### Records for the exercise
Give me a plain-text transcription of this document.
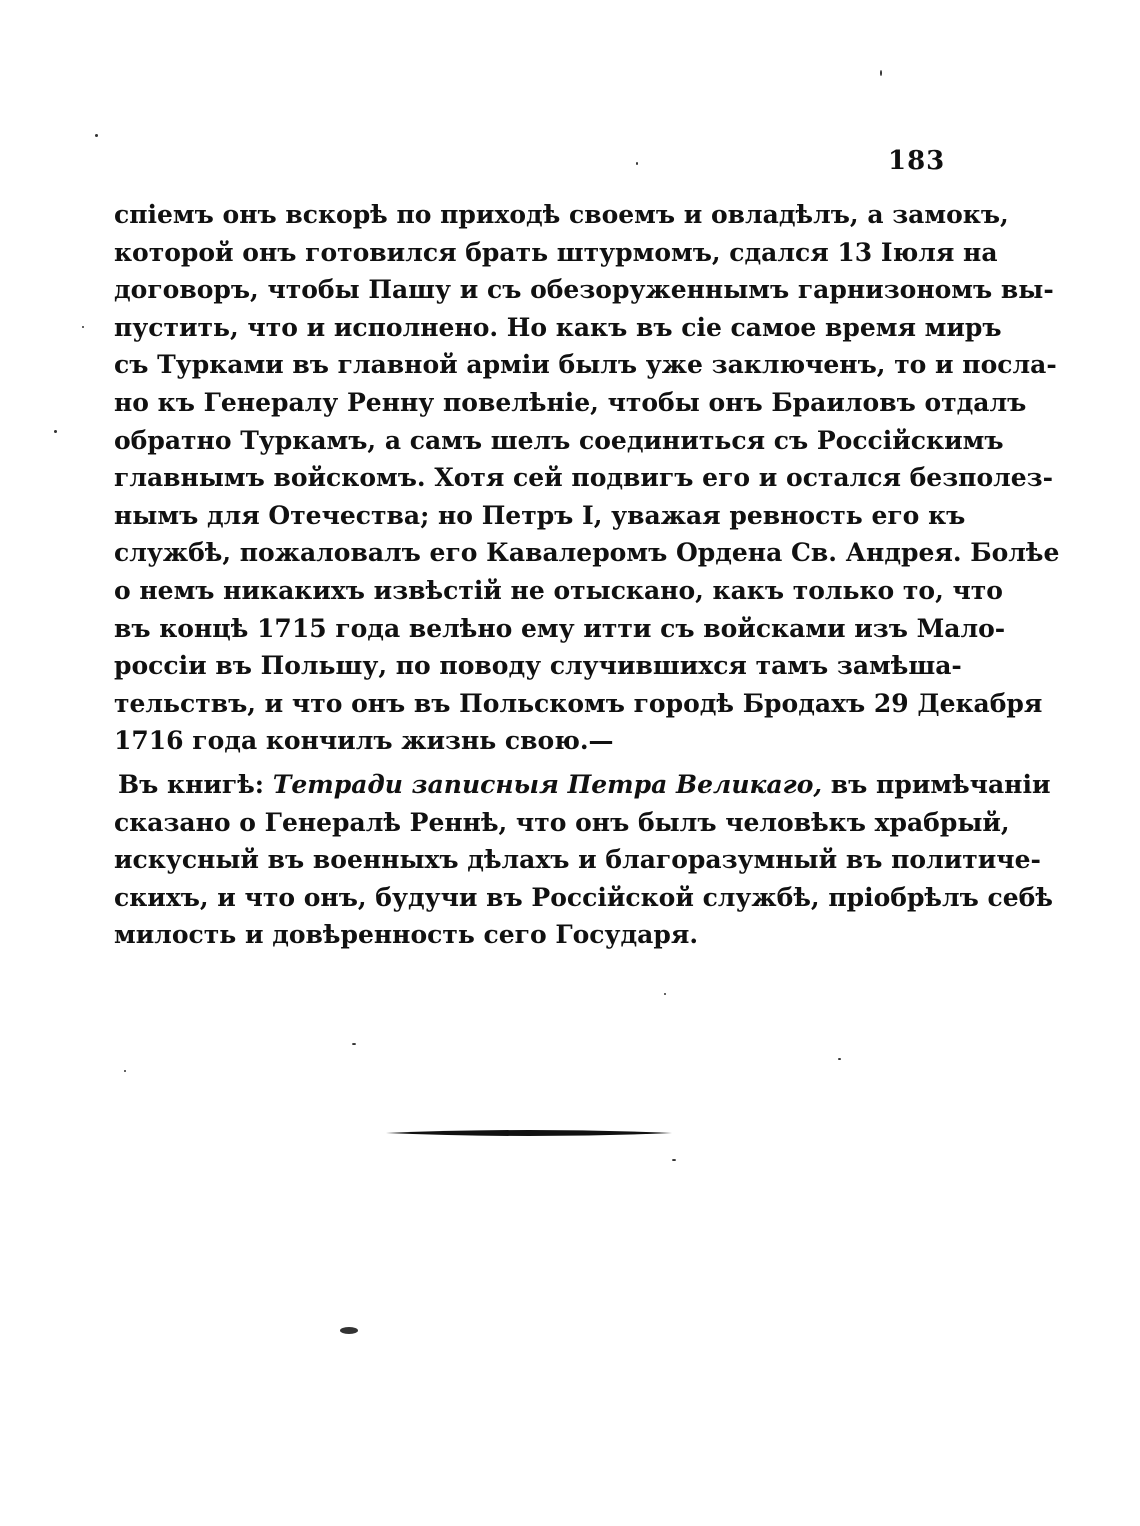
183
спіемъ онъ вскорѣ по приходѣ своемъ и овладѣлъ, а замокъ,
которой онъ готовился брать штурмомъ, сдался 13 Іюля на
договоръ, чтобы Пашу и съ обезоруженнымъ гарнизономъ вы-
пустить, что и исполнено. Но какъ въ сіе самое время миръ
съ Турками въ главной арміи былъ уже заключенъ, то и посла-
но къ Генералу Ренну повелѣніе, чтобы онъ Браиловъ отдалъ
обратно Туркамъ, а самъ шелъ соединиться съ Россійскимъ
главнымъ войскомъ. Хотя сей подвигъ его и остался безполез-
нымъ для Отечества; но Петръ I, уважая ревность его къ
службѣ, пожаловалъ его Кавалеромъ Ордена Св. Андрея. Болѣе
о немъ никакихъ извѣстій не отыскано, какъ только то, что
въ концѣ 1715 года велѣно ему итти съ войсками изъ Мало-
россіи въ Польшу, по поводу случившихся тамъ замѣша-
тельствъ, и что онъ въ Польскомъ городѣ Бродахъ 29 Декабря
1716 года кончилъ жизнь свою.—
Въ книгѣ: Тетради записныя Петра Великаго, въ примѣчаніи
сказано о Генералѣ Реннѣ, что онъ былъ человѣкъ храбрый,
искусный въ военныхъ дѣлахъ и благоразумный въ политиче-
скихъ, и что онъ, будучи въ Россійской службѣ, пріобрѣлъ себѣ
милость и довѣренность сего Государя.
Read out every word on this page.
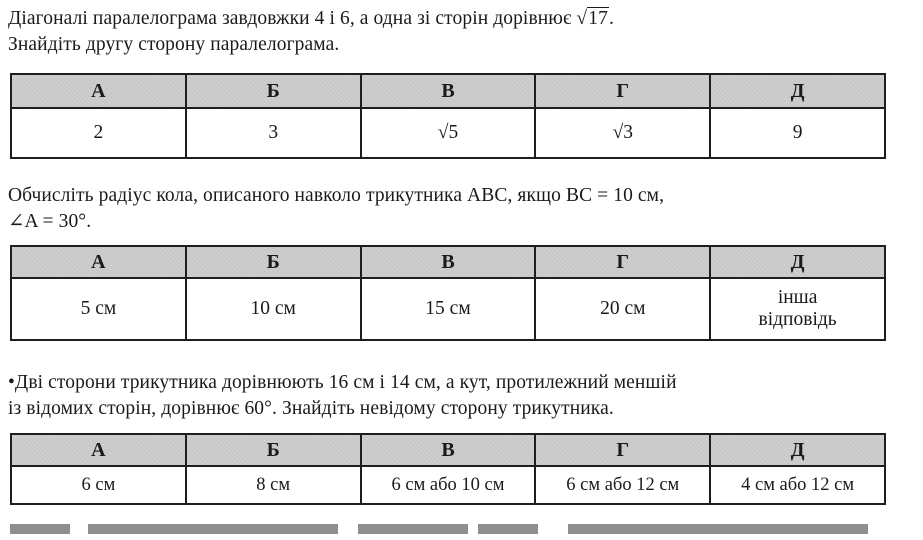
Діагоналі паралелограма завдовжки 4 і 6, а одна зі сторін дорівнює √17.
Знайдіть другу сторону паралелограма.
А	Б	В	Г	Д
2	3	√5	√3	9
Обчисліть радіус кола, описаного навколо трикутника ABC, якщо BC = 10 см,
∠A = 30°.
А	Б	В	Г	Д
5 см	10 см	15 см	20 см	інша
відповідь
•Дві сторони трикутника дорівнюють 16 см і 14 см, а кут, протилежний меншій
із відомих сторін, дорівнює 60°. Знайдіть невідому сторону трикутника.
А	Б	В	Г	Д
6 см	8 см	6 см або 10 см	6 см або 12 см	4 см або 12 см
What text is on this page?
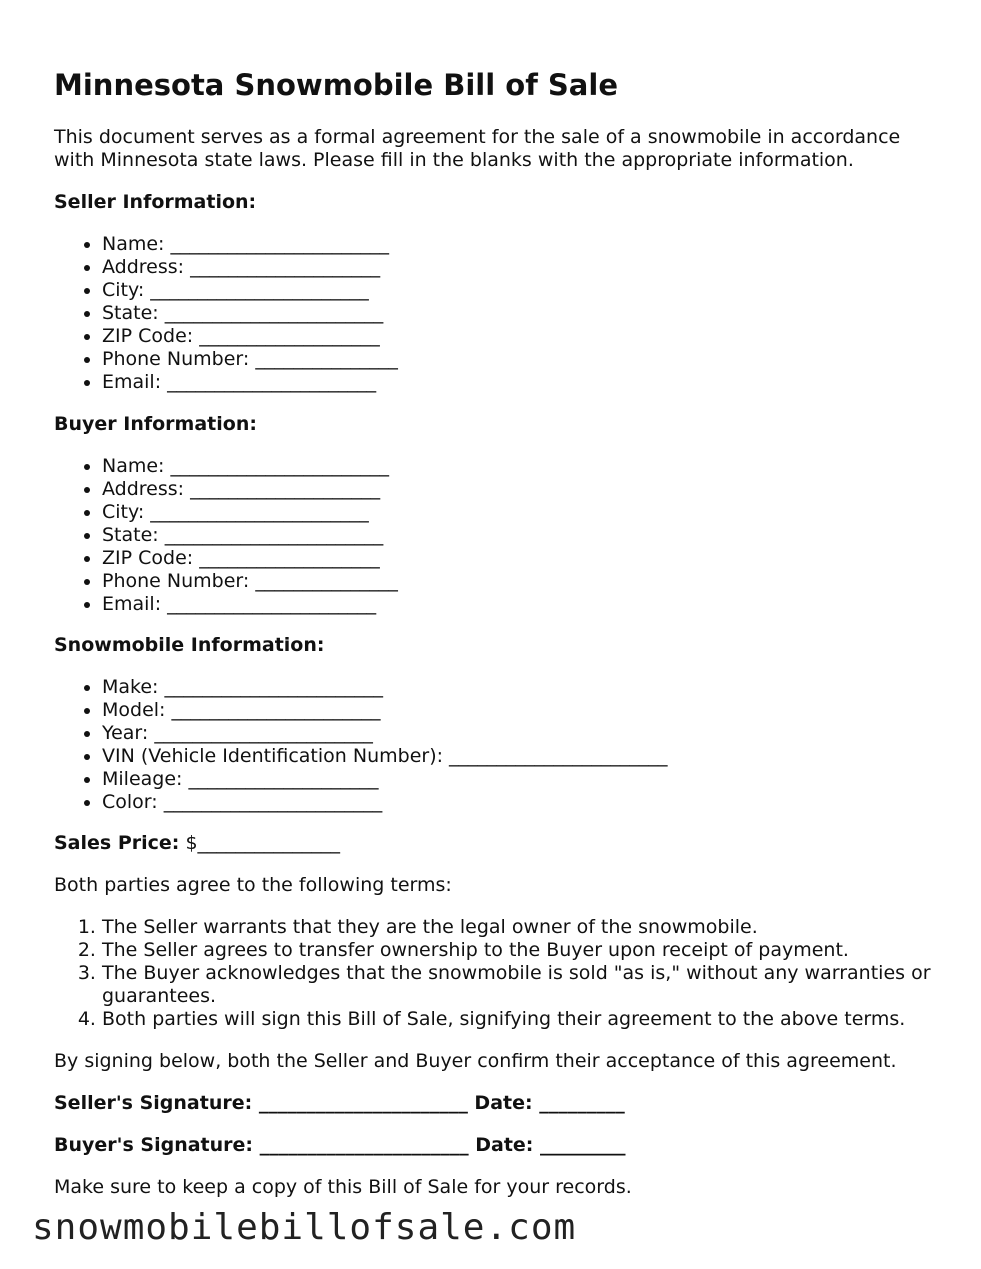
Minnesota Snowmobile Bill of Sale

This document serves as a formal agreement for the sale of a snowmobile in accordance with Minnesota state laws. Please fill in the blanks with the appropriate information.

Seller Information:

• Name: _______________________
• Address: ____________________
• City: _______________________
• State: _______________________
• ZIP Code: ___________________
• Phone Number: _______________
• Email: ______________________

Buyer Information:

• Name: _______________________
• Address: ____________________
• City: _______________________
• State: _______________________
• ZIP Code: ___________________
• Phone Number: _______________
• Email: ______________________

Snowmobile Information:

• Make: _______________________
• Model: ______________________
• Year: _______________________
• VIN (Vehicle Identification Number): _______________________
• Mileage: ____________________
• Color: _______________________

Sales Price: $_______________

Both parties agree to the following terms:

1. The Seller warrants that they are the legal owner of the snowmobile.
2. The Seller agrees to transfer ownership to the Buyer upon receipt of payment.
3. The Buyer acknowledges that the snowmobile is sold "as is," without any warranties or guarantees.
4. Both parties will sign this Bill of Sale, signifying their agreement to the above terms.

By signing below, both the Seller and Buyer confirm their acceptance of this agreement.

Seller's Signature: ______________________ Date: _________

Buyer's Signature: ______________________ Date: _________

Make sure to keep a copy of this Bill of Sale for your records.

snowmobilebillofsale.com
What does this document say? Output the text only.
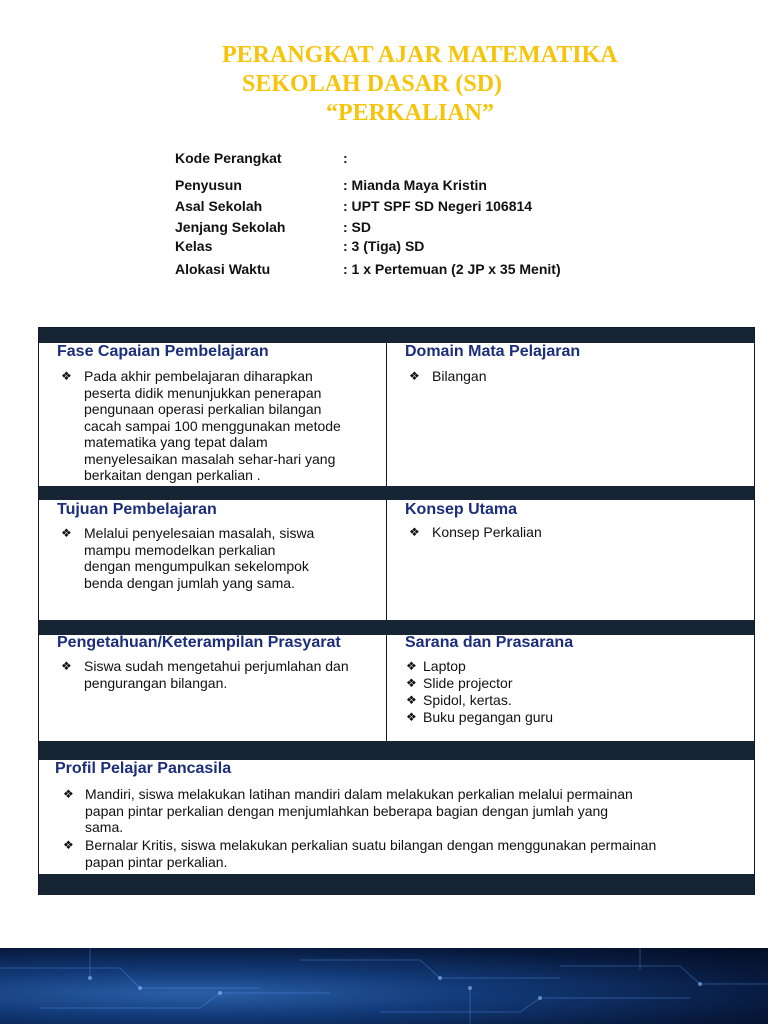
PERANGKAT AJAR MATEMATIKA
SEKOLAH DASAR (SD)
“PERKALIAN”
Kode Perangkat	:
Penyusun	: Mianda Maya Kristin
Asal Sekolah	: UPT SPF SD Negeri 106814
Jenjang Sekolah	: SD
Kelas	: 3 (Tiga) SD
Alokasi Waktu	: 1 x Pertemuan (2 JP x 35 Menit)
Fase Capaian Pembelajaran
❖ Pada akhir pembelajaran diharapkan
peserta didik menunjukkan penerapan
pengunaan operasi perkalian bilangan
cacah sampai 100 menggunakan metode
matematika yang tepat dalam
menyelesaikan masalah sehar-hari yang
berkaitan dengan perkalian .
Domain Mata Pelajaran
❖ Bilangan
Tujuan Pembelajaran
❖ Melalui penyelesaian masalah, siswa
mampu memodelkan perkalian
dengan mengumpulkan sekelompok
benda dengan jumlah yang sama.
Konsep Utama
❖ Konsep Perkalian
Pengetahuan/Keterampilan Prasyarat
❖ Siswa sudah mengetahui perjumlahan dan
pengurangan bilangan.
Sarana dan Prasarana
❖ Laptop
❖ Slide projector
❖ Spidol, kertas.
❖ Buku pegangan guru
Profil Pelajar Pancasila
❖ Mandiri, siswa melakukan latihan mandiri dalam melakukan perkalian melalui permainan
papan pintar perkalian dengan menjumlahkan beberapa bagian dengan jumlah yang
sama.
❖ Bernalar Kritis, siswa melakukan perkalian suatu bilangan dengan menggunakan permainan
papan pintar perkalian.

### Task brief
Restate the entire listing word for word, excluding pictures.

### Completed exercise
Give me a plain-text transcription of this document.
183
спіемъ онъ вскорѣ по приходѣ своемъ и овладѣлъ, а замокъ,
которой онъ готовился брать штурмомъ, сдался 13 Іюля на
договоръ, чтобы Пашу и съ обезоруженнымъ гарнизономъ вы-
пустить, что и исполнено. Но какъ въ сіе самое время миръ
съ Турками въ главной арміи былъ уже заключенъ, то и посла-
но къ Генералу Ренну повелѣніе, чтобы онъ Браиловъ отдалъ
обратно Туркамъ, а самъ шелъ соединиться съ Россійскимъ
главнымъ войскомъ. Хотя сей подвигъ его и остался безполез-
нымъ для Отечества; но Петръ I, уважая ревность его къ
службѣ, пожаловалъ его Кавалеромъ Ордена Св. Андрея. Болѣе
о немъ никакихъ извѣстій не отыскано, какъ только то, что
въ концѣ 1715 года велѣно ему итти съ войсками изъ Мало-
россіи въ Польшу, по поводу случившихся тамъ замѣша-
тельствъ, и что онъ въ Польскомъ городѣ Бродахъ 29 Декабря
1716 года кончилъ жизнь свою.—
Въ книгѣ: Тетради записныя Петра Великаго, въ примѣчаніи
сказано о Генералѣ Реннѣ, что онъ былъ человѣкъ храбрый,
искусный въ военныхъ дѣлахъ и благоразумный въ политиче-
скихъ, и что онъ, будучи въ Россійской службѣ, пріобрѣлъ себѣ
милость и довѣренность сего Государя.
Read out every word on this page.
Діагоналі паралелограма завдовжки 4 і 6, а одна зі сторін дорівнює √17.
Знайдіть другу сторону паралелограма.
А	Б	В	Г	Д
2	3	√5	√3	9
Обчисліть радіус кола, описаного навколо трикутника ABC, якщо BC = 10 см,
∠A = 30°.
А	Б	В	Г	Д
5 см	10 см	15 см	20 см	інша
відповідь
•Дві сторони трикутника дорівнюють 16 см і 14 см, а кут, протилежний меншій
із відомих сторін, дорівнює 60°. Знайдіть невідому сторону трикутника.
А	Б	В	Г	Д
6 см	8 см	6 см або 10 см	6 см або 12 см	4 см або 12 см
What text is on this page?
Minnesota Snowmobile Bill of Sale

This document serves as a formal agreement for the sale of a snowmobile in accordance with Minnesota state laws. Please fill in the blanks with the appropriate information.

Seller Information:

• Name: _______________________
• Address: ____________________
• City: _______________________
• State: _______________________
• ZIP Code: ___________________
• Phone Number: _______________
• Email: ______________________

Buyer Information:

• Name: _______________________
• Address: ____________________
• City: _______________________
• State: _______________________
• ZIP Code: ___________________
• Phone Number: _______________
• Email: ______________________

Snowmobile Information:

• Make: _______________________
• Model: ______________________
• Year: _______________________
• VIN (Vehicle Identification Number): _______________________
• Mileage: ____________________
• Color: _______________________

Sales Price: $_______________

Both parties agree to the following terms:

1. The Seller warrants that they are the legal owner of the snowmobile.
2. The Seller agrees to transfer ownership to the Buyer upon receipt of payment.
3. The Buyer acknowledges that the snowmobile is sold "as is," without any warranties or guarantees.
4. Both parties will sign this Bill of Sale, signifying their agreement to the above terms.

By signing below, both the Seller and Buyer confirm their acceptance of this agreement.

Seller's Signature: ______________________ Date: _________

Buyer's Signature: ______________________ Date: _________

Make sure to keep a copy of this Bill of Sale for your records.

snowmobilebillofsale.com
What does this document say? Output the text only.
PERANGKAT AJAR MATEMATIKA
SEKOLAH DASAR (SD)
“PERKALIAN”
Kode Perangkat	:
Penyusun	: Mianda Maya Kristin
Asal Sekolah	: UPT SPF SD Negeri 106814
Jenjang Sekolah	: SD
Kelas	: 3 (Tiga) SD
Alokasi Waktu	: 1 x Pertemuan (2 JP x 35 Menit)
Fase Capaian Pembelajaran
❖ Pada akhir pembelajaran diharapkan
peserta didik menunjukkan penerapan
pengunaan operasi perkalian bilangan
cacah sampai 100 menggunakan metode
matematika yang tepat dalam
menyelesaikan masalah sehar-hari yang
berkaitan dengan perkalian .
Domain Mata Pelajaran
❖ Bilangan
Tujuan Pembelajaran
❖ Melalui penyelesaian masalah, siswa
mampu memodelkan perkalian
dengan mengumpulkan sekelompok
benda dengan jumlah yang sama.
Konsep Utama
❖ Konsep Perkalian
Pengetahuan/Keterampilan Prasyarat
❖ Siswa sudah mengetahui perjumlahan dan
pengurangan bilangan.
Sarana dan Prasarana
❖ Laptop
❖ Slide projector
❖ Spidol, kertas.
❖ Buku pegangan guru
Profil Pelajar Pancasila
❖ Mandiri, siswa melakukan latihan mandiri dalam melakukan perkalian melalui permainan
papan pintar perkalian dengan menjumlahkan beberapa bagian dengan jumlah yang
sama.
❖ Bernalar Kritis, siswa melakukan perkalian suatu bilangan dengan menggunakan permainan
papan pintar perkalian.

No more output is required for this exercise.